══ Record excerpts

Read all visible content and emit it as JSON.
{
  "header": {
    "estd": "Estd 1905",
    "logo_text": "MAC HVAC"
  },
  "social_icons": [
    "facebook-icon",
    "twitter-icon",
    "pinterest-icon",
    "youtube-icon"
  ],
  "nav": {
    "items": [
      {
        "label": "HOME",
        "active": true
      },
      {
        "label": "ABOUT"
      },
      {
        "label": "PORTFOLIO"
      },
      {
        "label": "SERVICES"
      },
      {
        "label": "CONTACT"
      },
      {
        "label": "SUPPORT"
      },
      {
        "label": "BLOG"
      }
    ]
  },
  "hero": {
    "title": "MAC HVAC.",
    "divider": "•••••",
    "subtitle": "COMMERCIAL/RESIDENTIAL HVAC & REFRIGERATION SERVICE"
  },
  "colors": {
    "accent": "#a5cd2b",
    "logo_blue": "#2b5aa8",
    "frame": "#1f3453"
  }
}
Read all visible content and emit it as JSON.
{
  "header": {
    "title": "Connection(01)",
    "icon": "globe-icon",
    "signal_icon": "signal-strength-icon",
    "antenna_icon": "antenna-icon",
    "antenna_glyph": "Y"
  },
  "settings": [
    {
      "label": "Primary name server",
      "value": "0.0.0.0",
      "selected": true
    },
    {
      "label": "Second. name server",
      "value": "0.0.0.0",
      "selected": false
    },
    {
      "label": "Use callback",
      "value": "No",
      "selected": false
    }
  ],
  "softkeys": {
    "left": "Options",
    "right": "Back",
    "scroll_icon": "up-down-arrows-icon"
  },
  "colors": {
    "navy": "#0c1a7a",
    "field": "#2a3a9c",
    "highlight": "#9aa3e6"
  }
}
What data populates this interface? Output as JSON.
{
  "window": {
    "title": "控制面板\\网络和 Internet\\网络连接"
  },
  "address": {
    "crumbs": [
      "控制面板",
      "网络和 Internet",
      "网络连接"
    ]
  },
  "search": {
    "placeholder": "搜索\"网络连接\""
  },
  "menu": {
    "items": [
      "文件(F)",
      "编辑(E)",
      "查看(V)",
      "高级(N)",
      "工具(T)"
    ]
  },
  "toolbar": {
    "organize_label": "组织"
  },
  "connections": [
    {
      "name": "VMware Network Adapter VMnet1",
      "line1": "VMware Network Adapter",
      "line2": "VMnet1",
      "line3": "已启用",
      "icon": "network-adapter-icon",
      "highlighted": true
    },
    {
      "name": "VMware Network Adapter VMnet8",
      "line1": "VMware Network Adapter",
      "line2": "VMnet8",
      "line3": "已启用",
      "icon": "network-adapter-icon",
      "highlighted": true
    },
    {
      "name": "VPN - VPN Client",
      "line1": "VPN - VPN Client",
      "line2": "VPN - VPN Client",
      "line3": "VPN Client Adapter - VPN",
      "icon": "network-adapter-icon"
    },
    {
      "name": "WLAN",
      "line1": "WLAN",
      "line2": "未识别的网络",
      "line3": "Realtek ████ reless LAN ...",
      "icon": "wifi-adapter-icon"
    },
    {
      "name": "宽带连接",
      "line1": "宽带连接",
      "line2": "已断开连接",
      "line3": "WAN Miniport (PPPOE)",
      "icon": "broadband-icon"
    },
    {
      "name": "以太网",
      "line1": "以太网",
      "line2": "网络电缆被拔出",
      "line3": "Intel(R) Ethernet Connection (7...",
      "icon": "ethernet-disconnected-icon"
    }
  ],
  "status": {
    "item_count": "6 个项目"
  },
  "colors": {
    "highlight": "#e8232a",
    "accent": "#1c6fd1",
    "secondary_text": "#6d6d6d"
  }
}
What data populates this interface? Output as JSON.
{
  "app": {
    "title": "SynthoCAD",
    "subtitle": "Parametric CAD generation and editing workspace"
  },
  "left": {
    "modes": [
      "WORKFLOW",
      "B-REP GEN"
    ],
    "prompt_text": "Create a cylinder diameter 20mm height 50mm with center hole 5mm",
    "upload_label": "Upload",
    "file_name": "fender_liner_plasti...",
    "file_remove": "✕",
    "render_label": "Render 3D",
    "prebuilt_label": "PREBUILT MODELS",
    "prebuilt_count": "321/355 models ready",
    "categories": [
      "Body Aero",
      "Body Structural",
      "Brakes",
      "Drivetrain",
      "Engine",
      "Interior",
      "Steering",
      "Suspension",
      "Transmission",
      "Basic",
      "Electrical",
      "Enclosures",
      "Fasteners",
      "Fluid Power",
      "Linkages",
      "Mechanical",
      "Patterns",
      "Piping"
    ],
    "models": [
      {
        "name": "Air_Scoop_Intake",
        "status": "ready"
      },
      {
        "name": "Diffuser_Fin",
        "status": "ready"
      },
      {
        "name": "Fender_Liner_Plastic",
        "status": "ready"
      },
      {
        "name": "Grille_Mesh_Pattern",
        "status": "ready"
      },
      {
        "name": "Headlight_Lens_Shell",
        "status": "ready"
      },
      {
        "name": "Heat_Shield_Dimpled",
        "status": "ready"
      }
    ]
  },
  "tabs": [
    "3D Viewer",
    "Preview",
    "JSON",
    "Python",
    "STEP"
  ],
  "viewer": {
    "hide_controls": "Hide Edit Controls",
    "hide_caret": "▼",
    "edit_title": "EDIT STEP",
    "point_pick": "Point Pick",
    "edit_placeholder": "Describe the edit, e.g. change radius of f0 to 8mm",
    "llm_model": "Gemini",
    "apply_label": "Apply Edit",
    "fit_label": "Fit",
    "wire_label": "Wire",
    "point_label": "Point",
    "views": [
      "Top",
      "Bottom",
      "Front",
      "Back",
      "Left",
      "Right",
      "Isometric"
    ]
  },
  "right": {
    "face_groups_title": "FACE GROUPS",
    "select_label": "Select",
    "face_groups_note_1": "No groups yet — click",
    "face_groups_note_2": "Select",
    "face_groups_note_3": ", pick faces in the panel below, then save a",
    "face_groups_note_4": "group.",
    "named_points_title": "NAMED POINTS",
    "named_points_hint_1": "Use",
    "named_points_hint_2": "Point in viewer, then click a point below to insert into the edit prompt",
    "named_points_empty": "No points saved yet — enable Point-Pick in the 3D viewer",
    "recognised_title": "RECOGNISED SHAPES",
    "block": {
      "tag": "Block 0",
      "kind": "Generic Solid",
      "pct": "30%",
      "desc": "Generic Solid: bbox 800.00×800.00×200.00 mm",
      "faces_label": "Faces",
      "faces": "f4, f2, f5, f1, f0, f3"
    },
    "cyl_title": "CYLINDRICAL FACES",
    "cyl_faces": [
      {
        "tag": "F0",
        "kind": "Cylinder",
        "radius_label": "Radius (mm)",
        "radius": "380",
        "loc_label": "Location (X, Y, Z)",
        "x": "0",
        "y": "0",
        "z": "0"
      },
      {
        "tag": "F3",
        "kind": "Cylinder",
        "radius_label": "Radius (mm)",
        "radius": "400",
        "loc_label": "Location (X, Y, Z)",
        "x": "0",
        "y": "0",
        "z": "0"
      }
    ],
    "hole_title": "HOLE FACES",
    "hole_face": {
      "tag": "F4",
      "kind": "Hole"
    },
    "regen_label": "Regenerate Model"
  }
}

════

Exercise instructions: Transcribe every line of the data, exactly as it stands.

Result for this exercise:
Read all visible content and emit it as JSON.
{
  "header": {
    "estd": "Estd 1905",
    "logo_text": "MAC HVAC"
  },
  "social_icons": [
    "facebook-icon",
    "twitter-icon",
    "pinterest-icon",
    "youtube-icon"
  ],
  "nav": {
    "items": [
      {
        "label": "HOME",
        "active": true
      },
      {
        "label": "ABOUT"
      },
      {
        "label": "PORTFOLIO"
      },
      {
        "label": "SERVICES"
      },
      {
        "label": "CONTACT"
      },
      {
        "label": "SUPPORT"
      },
      {
        "label": "BLOG"
      }
    ]
  },
  "hero": {
    "title": "MAC HVAC.",
    "divider": "•••••",
    "subtitle": "COMMERCIAL/RESIDENTIAL HVAC & REFRIGERATION SERVICE"
  },
  "colors": {
    "accent": "#a5cd2b",
    "logo_blue": "#2b5aa8",
    "frame": "#1f3453"
  }
}
Read all visible content and emit it as JSON.
{
  "header": {
    "title": "Connection(01)",
    "icon": "globe-icon",
    "signal_icon": "signal-strength-icon",
    "antenna_icon": "antenna-icon",
    "antenna_glyph": "Y"
  },
  "settings": [
    {
      "label": "Primary name server",
      "value": "0.0.0.0",
      "selected": true
    },
    {
      "label": "Second. name server",
      "value": "0.0.0.0",
      "selected": false
    },
    {
      "label": "Use callback",
      "value": "No",
      "selected": false
    }
  ],
  "softkeys": {
    "left": "Options",
    "right": "Back",
    "scroll_icon": "up-down-arrows-icon"
  },
  "colors": {
    "navy": "#0c1a7a",
    "field": "#2a3a9c",
    "highlight": "#9aa3e6"
  }
}
What data populates this interface? Output as JSON.
{
  "window": {
    "title": "控制面板\\网络和 Internet\\网络连接"
  },
  "address": {
    "crumbs": [
      "控制面板",
      "网络和 Internet",
      "网络连接"
    ]
  },
  "search": {
    "placeholder": "搜索\"网络连接\""
  },
  "menu": {
    "items": [
      "文件(F)",
      "编辑(E)",
      "查看(V)",
      "高级(N)",
      "工具(T)"
    ]
  },
  "toolbar": {
    "organize_label": "组织"
  },
  "connections": [
    {
      "name": "VMware Network Adapter VMnet1",
      "line1": "VMware Network Adapter",
      "line2": "VMnet1",
      "line3": "已启用",
      "icon": "network-adapter-icon",
      "highlighted": true
    },
    {
      "name": "VMware Network Adapter VMnet8",
      "line1": "VMware Network Adapter",
      "line2": "VMnet8",
      "line3": "已启用",
      "icon": "network-adapter-icon",
      "highlighted": true
    },
    {
      "name": "VPN - VPN Client",
      "line1": "VPN - VPN Client",
      "line2": "VPN - VPN Client",
      "line3": "VPN Client Adapter - VPN",
      "icon": "network-adapter-icon"
    },
    {
      "name": "WLAN",
      "line1": "WLAN",
      "line2": "未识别的网络",
      "line3": "Realtek ████ reless LAN ...",
      "icon": "wifi-adapter-icon"
    },
    {
      "name": "宽带连接",
      "line1": "宽带连接",
      "line2": "已断开连接",
      "line3": "WAN Miniport (PPPOE)",
      "icon": "broadband-icon"
    },
    {
      "name": "以太网",
      "line1": "以太网",
      "line2": "网络电缆被拔出",
      "line3": "Intel(R) Ethernet Connection (7...",
      "icon": "ethernet-disconnected-icon"
    }
  ],
  "status": {
    "item_count": "6 个项目"
  },
  "colors": {
    "highlight": "#e8232a",
    "accent": "#1c6fd1",
    "secondary_text": "#6d6d6d"
  }
}
What data populates this interface? Output as JSON.
{
  "app": {
    "title": "SynthoCAD",
    "subtitle": "Parametric CAD generation and editing workspace"
  },
  "left": {
    "modes": [
      "WORKFLOW",
      "B-REP GEN"
    ],
    "prompt_text": "Create a cylinder diameter 20mm height 50mm with center hole 5mm",
    "upload_label": "Upload",
    "file_name": "fender_liner_plasti...",
    "file_remove": "✕",
    "render_label": "Render 3D",
    "prebuilt_label": "PREBUILT MODELS",
    "prebuilt_count": "321/355 models ready",
    "categories": [
      "Body Aero",
      "Body Structural",
      "Brakes",
      "Drivetrain",
      "Engine",
      "Interior",
      "Steering",
      "Suspension",
      "Transmission",
      "Basic",
      "Electrical",
      "Enclosures",
      "Fasteners",
      "Fluid Power",
      "Linkages",
      "Mechanical",
      "Patterns",
      "Piping"
    ],
    "models": [
      {
        "name": "Air_Scoop_Intake",
        "status": "ready"
      },
      {
        "name": "Diffuser_Fin",
        "status": "ready"
      },
      {
        "name": "Fender_Liner_Plastic",
        "status": "ready"
      },
      {
        "name": "Grille_Mesh_Pattern",
        "status": "ready"
      },
      {
        "name": "Headlight_Lens_Shell",
        "status": "ready"
      },
      {
        "name": "Heat_Shield_Dimpled",
        "status": "ready"
      }
    ]
  },
  "tabs": [
    "3D Viewer",
    "Preview",
    "JSON",
    "Python",
    "STEP"
  ],
  "viewer": {
    "hide_controls": "Hide Edit Controls",
    "hide_caret": "▼",
    "edit_title": "EDIT STEP",
    "point_pick": "Point Pick",
    "edit_placeholder": "Describe the edit, e.g. change radius of f0 to 8mm",
    "llm_model": "Gemini",
    "apply_label": "Apply Edit",
    "fit_label": "Fit",
    "wire_label": "Wire",
    "point_label": "Point",
    "views": [
      "Top",
      "Bottom",
      "Front",
      "Back",
      "Left",
      "Right",
      "Isometric"
    ]
  },
  "right": {
    "face_groups_title": "FACE GROUPS",
    "select_label": "Select",
    "face_groups_note_1": "No groups yet — click",
    "face_groups_note_2": "Select",
    "face_groups_note_3": ", pick faces in the panel below, then save a",
    "face_groups_note_4": "group.",
    "named_points_title": "NAMED POINTS",
    "named_points_hint_1": "Use",
    "named_points_hint_2": "Point in viewer, then click a point below to insert into the edit prompt",
    "named_points_empty": "No points saved yet — enable Point-Pick in the 3D viewer",
    "recognised_title": "RECOGNISED SHAPES",
    "block": {
      "tag": "Block 0",
      "kind": "Generic Solid",
      "pct": "30%",
      "desc": "Generic Solid: bbox 800.00×800.00×200.00 mm",
      "faces_label": "Faces",
      "faces": "f4, f2, f5, f1, f0, f3"
    },
    "cyl_title": "CYLINDRICAL FACES",
    "cyl_faces": [
      {
        "tag": "F0",
        "kind": "Cylinder",
        "radius_label": "Radius (mm)",
        "radius": "380",
        "loc_label": "Location (X, Y, Z)",
        "x": "0",
        "y": "0",
        "z": "0"
      },
      {
        "tag": "F3",
        "kind": "Cylinder",
        "radius_label": "Radius (mm)",
        "radius": "400",
        "loc_label": "Location (X, Y, Z)",
        "x": "0",
        "y": "0",
        "z": "0"
      }
    ],
    "hole_title": "HOLE FACES",
    "hole_face": {
      "tag": "F4",
      "kind": "Hole"
    },
    "regen_label": "Regenerate Model"
  }
}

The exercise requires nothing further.